-- begin --

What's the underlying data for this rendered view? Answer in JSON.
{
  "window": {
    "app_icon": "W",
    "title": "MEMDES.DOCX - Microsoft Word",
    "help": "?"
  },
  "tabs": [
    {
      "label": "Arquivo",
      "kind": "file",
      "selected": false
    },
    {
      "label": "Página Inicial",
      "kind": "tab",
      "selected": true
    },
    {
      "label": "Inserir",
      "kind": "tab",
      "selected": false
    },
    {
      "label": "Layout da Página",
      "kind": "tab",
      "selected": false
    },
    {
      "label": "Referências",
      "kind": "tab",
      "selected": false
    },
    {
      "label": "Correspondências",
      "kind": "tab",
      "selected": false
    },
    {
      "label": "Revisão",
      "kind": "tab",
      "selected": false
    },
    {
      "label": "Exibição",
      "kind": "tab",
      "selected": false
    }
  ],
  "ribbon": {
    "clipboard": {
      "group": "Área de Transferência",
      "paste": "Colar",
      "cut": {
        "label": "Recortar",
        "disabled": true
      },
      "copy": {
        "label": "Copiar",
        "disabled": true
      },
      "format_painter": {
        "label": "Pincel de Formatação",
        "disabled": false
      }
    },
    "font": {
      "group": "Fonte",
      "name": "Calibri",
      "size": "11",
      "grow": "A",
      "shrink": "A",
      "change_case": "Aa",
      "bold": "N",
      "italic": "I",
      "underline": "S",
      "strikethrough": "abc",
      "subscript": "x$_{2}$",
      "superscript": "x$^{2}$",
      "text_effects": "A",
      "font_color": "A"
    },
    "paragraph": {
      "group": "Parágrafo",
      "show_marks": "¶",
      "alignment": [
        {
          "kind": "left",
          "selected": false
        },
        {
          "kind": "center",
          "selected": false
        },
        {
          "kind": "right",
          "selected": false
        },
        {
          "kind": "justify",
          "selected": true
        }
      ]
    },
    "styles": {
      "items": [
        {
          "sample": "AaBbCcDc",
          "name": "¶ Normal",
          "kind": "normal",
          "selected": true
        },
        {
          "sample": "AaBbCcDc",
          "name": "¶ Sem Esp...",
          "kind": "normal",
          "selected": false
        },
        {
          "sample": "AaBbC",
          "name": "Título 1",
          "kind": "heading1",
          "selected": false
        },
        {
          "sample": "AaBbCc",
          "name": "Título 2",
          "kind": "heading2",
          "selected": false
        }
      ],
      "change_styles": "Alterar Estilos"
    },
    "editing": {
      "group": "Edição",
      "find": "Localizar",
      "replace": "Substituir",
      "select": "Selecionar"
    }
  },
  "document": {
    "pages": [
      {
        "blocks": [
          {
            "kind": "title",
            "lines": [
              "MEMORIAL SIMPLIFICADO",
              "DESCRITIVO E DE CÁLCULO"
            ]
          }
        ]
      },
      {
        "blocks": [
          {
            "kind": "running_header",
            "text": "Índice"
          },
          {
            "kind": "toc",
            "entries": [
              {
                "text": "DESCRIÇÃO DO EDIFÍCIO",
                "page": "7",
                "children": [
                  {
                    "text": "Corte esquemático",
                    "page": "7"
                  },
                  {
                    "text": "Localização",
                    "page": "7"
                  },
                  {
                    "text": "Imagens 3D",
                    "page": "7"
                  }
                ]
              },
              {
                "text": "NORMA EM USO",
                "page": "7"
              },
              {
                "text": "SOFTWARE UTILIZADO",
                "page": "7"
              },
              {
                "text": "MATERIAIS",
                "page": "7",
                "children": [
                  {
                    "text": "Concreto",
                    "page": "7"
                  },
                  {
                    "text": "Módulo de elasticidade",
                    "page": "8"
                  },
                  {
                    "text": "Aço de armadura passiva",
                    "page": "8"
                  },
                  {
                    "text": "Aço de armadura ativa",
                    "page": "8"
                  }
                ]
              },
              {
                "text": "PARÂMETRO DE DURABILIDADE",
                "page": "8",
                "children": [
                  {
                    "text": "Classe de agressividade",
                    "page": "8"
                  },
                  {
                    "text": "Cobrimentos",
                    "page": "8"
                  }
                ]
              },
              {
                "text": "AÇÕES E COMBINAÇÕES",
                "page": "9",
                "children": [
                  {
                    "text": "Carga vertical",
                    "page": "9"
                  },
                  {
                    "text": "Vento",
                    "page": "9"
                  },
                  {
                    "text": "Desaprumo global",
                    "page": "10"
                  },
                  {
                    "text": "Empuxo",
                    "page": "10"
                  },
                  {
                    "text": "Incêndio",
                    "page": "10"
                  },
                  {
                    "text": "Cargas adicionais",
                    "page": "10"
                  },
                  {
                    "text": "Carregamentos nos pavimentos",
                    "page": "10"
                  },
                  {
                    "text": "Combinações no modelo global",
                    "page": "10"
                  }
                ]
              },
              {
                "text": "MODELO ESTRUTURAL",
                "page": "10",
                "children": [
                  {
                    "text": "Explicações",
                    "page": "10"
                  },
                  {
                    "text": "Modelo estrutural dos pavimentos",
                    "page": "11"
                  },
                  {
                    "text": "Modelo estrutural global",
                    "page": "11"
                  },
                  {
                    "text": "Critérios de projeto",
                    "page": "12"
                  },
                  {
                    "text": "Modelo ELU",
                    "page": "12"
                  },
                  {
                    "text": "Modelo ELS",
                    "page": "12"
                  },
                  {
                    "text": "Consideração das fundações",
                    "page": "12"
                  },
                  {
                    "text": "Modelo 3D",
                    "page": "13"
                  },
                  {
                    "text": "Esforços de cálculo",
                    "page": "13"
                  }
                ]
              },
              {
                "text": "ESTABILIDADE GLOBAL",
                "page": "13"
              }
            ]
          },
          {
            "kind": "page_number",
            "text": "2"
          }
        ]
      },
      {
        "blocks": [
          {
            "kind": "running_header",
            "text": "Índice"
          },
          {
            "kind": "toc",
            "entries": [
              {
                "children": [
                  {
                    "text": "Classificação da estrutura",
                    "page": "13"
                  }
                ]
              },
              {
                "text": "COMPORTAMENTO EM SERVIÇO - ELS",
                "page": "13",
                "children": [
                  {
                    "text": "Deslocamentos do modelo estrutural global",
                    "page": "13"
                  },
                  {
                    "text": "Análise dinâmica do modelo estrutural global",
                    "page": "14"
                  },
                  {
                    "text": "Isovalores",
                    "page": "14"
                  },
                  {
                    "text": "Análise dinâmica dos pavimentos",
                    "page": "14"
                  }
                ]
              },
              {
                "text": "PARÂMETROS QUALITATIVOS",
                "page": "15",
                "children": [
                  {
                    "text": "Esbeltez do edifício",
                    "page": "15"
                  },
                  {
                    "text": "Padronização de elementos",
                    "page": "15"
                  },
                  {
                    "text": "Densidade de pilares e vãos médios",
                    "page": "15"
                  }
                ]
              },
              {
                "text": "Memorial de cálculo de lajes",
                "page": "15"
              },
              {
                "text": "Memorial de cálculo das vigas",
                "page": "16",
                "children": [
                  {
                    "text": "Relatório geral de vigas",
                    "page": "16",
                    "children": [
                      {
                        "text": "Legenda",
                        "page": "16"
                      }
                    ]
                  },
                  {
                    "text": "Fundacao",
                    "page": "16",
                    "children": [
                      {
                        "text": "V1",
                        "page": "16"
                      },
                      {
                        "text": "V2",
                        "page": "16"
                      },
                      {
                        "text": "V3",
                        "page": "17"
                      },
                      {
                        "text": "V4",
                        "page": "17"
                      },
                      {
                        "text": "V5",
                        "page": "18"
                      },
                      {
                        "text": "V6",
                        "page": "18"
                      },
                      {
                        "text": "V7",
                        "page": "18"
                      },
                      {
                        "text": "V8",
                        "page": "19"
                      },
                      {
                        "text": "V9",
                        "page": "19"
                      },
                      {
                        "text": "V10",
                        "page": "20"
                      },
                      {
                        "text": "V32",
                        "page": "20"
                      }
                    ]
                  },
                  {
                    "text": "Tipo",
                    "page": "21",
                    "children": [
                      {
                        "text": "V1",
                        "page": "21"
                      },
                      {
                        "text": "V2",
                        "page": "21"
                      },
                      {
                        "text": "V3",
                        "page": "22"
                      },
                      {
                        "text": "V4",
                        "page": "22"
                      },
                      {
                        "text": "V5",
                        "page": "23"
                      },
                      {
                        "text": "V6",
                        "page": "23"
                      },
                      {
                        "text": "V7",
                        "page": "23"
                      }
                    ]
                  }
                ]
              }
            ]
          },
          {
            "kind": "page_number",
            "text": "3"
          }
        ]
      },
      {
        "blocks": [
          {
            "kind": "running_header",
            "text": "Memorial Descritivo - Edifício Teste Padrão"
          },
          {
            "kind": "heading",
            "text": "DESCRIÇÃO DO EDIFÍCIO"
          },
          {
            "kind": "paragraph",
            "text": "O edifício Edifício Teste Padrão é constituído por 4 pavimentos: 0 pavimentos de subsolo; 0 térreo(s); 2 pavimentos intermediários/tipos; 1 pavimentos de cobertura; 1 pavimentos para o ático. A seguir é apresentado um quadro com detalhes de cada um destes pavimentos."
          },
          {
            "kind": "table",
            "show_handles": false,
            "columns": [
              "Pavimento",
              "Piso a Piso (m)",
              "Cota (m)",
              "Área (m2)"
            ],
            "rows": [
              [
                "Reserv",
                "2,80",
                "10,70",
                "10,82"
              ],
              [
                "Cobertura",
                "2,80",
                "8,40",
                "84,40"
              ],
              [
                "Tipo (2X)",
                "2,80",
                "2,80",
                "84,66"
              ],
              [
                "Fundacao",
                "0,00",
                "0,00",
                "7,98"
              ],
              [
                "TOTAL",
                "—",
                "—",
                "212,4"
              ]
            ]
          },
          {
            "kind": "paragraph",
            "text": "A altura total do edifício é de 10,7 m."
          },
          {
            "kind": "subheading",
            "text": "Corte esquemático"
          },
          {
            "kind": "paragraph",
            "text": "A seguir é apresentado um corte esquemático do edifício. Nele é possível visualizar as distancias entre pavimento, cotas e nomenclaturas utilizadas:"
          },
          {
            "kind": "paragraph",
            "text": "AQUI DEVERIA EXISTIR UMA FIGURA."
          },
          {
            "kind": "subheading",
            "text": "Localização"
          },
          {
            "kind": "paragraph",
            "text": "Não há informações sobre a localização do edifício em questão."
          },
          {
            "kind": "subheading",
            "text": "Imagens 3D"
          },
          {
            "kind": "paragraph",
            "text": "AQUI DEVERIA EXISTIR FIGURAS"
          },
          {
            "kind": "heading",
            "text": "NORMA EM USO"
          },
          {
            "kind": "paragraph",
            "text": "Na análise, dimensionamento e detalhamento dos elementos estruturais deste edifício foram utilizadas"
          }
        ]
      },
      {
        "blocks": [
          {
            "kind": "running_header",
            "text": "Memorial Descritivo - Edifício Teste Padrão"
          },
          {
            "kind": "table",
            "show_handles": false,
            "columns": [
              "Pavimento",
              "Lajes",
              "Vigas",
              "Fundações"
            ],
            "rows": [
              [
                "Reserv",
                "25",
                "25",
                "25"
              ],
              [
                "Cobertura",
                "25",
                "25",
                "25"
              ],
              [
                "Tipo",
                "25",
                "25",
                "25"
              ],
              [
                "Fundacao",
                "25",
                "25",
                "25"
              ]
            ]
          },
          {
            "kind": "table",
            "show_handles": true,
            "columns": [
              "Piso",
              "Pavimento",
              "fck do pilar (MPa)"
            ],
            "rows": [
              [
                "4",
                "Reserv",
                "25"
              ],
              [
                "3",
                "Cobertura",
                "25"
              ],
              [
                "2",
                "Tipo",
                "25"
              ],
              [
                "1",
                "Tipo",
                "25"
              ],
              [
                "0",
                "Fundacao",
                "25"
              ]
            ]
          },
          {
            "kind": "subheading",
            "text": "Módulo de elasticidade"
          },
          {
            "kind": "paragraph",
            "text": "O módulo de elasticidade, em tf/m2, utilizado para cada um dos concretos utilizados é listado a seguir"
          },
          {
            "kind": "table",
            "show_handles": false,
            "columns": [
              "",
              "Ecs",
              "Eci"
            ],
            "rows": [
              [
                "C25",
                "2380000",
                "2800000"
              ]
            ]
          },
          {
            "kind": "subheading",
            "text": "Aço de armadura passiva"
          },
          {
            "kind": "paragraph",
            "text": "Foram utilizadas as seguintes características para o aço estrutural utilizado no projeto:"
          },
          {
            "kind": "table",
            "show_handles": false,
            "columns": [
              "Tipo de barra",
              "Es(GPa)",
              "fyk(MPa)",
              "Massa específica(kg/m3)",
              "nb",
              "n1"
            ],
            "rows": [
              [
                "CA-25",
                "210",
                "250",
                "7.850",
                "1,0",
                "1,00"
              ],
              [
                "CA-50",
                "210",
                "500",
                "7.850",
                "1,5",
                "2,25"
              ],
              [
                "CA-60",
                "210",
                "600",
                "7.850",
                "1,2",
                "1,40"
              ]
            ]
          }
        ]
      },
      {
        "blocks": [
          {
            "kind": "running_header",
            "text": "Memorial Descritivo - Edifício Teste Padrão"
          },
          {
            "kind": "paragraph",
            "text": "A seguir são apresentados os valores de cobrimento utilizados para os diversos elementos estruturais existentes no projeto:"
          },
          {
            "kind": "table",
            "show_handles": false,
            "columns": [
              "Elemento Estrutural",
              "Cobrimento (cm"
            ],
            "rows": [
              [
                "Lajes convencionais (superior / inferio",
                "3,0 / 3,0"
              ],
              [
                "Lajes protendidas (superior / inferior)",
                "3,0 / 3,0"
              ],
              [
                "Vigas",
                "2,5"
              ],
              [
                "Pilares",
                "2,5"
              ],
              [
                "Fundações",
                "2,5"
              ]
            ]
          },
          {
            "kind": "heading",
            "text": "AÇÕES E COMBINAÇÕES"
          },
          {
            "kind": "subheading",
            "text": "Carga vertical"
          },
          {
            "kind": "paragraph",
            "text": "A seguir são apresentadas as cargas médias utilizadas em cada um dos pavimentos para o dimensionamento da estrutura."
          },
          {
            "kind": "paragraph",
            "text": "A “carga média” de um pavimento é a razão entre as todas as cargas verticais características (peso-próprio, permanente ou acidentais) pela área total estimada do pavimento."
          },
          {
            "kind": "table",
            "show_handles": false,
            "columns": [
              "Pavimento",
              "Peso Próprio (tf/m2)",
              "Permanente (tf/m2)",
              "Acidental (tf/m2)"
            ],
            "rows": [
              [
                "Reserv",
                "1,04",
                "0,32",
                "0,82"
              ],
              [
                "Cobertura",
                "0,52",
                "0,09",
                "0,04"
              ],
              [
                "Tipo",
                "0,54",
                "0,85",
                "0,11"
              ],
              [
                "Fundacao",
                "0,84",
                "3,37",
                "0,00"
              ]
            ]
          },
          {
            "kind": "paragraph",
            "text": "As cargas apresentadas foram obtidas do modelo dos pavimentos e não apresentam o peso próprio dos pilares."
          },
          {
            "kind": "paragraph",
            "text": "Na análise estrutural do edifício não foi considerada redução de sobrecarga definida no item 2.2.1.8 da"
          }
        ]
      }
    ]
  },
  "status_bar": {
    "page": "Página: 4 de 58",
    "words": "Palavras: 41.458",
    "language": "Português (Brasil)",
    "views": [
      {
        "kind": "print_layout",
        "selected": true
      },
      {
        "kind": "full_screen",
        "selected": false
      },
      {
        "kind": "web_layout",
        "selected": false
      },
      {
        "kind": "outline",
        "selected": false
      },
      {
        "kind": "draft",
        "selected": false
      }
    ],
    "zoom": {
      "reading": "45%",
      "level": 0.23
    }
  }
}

-- end --

▶ _WHAT IS EXPECTED_: Search the data above for the string "true" and copy each line that has it.

▶ _ANSWER_:
      "selected": true
        "disabled": true
        "disabled": true
          "selected": true
          "selected": true
            "show_handles": true,
        "selected": true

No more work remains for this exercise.